◆ WHAT IS NEEDED:
Show every line below where "游览不少于" can be found.

** begin SUPPLIED INFORMATION **

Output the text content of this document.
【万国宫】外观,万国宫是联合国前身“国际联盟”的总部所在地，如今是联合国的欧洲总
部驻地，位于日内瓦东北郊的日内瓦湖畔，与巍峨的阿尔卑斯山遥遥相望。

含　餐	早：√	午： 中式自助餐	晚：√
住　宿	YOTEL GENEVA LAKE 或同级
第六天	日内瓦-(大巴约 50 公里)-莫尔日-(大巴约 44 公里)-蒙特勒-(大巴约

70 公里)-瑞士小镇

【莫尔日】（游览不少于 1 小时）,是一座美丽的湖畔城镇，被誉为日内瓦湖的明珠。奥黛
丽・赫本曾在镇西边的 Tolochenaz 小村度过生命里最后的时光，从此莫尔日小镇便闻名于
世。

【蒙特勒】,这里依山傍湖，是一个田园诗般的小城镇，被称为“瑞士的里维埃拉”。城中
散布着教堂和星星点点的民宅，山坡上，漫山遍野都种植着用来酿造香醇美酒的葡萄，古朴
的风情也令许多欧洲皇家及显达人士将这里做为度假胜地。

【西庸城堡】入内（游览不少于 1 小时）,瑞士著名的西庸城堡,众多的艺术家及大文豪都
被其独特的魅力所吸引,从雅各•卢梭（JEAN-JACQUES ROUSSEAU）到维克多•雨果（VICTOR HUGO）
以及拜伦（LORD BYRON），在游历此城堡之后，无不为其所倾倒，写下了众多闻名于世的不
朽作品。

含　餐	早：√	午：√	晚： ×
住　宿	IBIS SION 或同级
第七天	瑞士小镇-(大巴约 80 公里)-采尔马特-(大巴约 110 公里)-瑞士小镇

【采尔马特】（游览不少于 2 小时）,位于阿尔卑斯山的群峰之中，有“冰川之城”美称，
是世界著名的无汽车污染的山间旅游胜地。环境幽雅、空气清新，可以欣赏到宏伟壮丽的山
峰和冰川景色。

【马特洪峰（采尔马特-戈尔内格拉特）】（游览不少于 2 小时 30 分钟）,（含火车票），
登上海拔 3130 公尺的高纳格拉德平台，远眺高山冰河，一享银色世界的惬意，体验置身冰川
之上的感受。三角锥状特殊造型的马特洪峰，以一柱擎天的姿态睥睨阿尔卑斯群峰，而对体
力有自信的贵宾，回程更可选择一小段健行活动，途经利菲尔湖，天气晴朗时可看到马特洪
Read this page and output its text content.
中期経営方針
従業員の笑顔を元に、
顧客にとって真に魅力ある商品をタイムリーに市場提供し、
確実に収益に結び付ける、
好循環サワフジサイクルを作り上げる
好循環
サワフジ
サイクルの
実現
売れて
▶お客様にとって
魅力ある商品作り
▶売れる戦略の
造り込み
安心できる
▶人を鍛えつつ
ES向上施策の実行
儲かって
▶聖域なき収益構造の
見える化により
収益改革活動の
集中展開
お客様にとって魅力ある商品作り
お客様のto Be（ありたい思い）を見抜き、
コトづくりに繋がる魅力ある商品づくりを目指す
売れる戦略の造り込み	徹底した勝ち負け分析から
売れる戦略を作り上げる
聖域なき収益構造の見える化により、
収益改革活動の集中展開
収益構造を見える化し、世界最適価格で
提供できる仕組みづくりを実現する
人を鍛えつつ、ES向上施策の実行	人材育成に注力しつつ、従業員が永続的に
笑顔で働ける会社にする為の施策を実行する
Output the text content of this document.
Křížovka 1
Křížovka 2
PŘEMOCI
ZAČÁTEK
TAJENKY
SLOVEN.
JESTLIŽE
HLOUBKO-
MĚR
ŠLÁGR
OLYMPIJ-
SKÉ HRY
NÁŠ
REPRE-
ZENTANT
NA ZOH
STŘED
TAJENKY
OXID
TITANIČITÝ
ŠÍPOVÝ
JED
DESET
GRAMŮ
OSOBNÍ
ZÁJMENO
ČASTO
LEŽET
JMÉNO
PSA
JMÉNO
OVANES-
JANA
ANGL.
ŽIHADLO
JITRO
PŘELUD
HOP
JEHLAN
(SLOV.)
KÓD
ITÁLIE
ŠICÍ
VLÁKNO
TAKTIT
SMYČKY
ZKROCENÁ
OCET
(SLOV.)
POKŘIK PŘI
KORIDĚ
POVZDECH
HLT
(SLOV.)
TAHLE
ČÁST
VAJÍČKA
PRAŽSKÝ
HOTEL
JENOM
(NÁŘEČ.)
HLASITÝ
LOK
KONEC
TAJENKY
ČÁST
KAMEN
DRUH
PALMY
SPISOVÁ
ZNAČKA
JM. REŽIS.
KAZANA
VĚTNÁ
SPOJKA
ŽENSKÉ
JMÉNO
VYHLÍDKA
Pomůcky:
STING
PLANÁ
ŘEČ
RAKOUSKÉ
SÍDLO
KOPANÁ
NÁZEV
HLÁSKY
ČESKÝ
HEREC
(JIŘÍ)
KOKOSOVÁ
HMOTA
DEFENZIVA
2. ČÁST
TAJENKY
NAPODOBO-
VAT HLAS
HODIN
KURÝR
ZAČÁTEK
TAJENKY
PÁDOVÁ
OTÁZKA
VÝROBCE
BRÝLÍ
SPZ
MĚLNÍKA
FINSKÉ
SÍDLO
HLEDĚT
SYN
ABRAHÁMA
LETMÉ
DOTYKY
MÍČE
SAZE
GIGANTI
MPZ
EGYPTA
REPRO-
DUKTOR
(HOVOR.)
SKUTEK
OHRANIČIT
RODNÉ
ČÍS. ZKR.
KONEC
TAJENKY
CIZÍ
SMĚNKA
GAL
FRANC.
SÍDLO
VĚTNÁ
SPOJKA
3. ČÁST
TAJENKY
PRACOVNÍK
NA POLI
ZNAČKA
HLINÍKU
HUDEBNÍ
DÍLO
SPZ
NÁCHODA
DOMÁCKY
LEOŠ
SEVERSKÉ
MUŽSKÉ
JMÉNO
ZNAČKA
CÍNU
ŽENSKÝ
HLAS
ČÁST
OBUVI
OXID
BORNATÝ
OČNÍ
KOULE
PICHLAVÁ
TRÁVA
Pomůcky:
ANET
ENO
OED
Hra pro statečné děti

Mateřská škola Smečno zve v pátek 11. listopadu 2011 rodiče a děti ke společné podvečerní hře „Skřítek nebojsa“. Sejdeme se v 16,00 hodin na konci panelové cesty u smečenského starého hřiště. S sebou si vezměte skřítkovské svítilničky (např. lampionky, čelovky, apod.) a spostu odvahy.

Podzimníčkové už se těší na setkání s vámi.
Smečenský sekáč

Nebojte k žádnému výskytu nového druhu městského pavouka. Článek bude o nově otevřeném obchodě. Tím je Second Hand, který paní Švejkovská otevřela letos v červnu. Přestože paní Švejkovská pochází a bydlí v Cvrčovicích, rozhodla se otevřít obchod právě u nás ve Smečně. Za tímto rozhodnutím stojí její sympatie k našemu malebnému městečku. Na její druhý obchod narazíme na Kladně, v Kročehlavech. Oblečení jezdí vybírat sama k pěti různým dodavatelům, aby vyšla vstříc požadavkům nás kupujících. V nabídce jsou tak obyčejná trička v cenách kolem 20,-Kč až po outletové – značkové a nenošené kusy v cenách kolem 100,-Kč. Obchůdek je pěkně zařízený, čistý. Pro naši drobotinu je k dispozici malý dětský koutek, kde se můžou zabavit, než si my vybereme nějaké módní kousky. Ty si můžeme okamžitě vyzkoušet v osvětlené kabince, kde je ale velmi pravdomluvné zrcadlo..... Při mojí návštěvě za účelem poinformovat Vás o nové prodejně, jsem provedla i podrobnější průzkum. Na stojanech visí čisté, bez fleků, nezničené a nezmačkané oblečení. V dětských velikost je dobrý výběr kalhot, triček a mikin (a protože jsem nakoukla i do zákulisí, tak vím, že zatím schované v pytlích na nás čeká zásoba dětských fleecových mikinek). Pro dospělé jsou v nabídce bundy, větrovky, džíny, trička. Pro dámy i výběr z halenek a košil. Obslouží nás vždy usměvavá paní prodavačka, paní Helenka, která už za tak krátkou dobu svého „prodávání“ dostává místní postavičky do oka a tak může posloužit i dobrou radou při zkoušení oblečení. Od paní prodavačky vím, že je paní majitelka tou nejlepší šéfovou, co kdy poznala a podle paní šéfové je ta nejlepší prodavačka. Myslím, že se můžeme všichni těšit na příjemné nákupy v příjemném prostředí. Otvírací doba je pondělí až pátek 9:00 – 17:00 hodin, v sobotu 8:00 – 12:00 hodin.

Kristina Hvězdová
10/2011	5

** end SUPPLIED INFORMATION **

◆ CORRECT ANSWER:
【莫尔日】（游览不少于 1 小时）,是一座美丽的湖畔城镇，被誉为日内瓦湖的明珠。奥黛
【西庸城堡】入内（游览不少于 1 小时）,瑞士著名的西庸城堡,众多的艺术家及大文豪都
【采尔马特】（游览不少于 2 小时）,位于阿尔卑斯山的群峰之中，有“冰川之城”美称，
【马特洪峰（采尔马特-戈尔内格拉特）】（游览不少于 2 小时 30 分钟）,（含火车票），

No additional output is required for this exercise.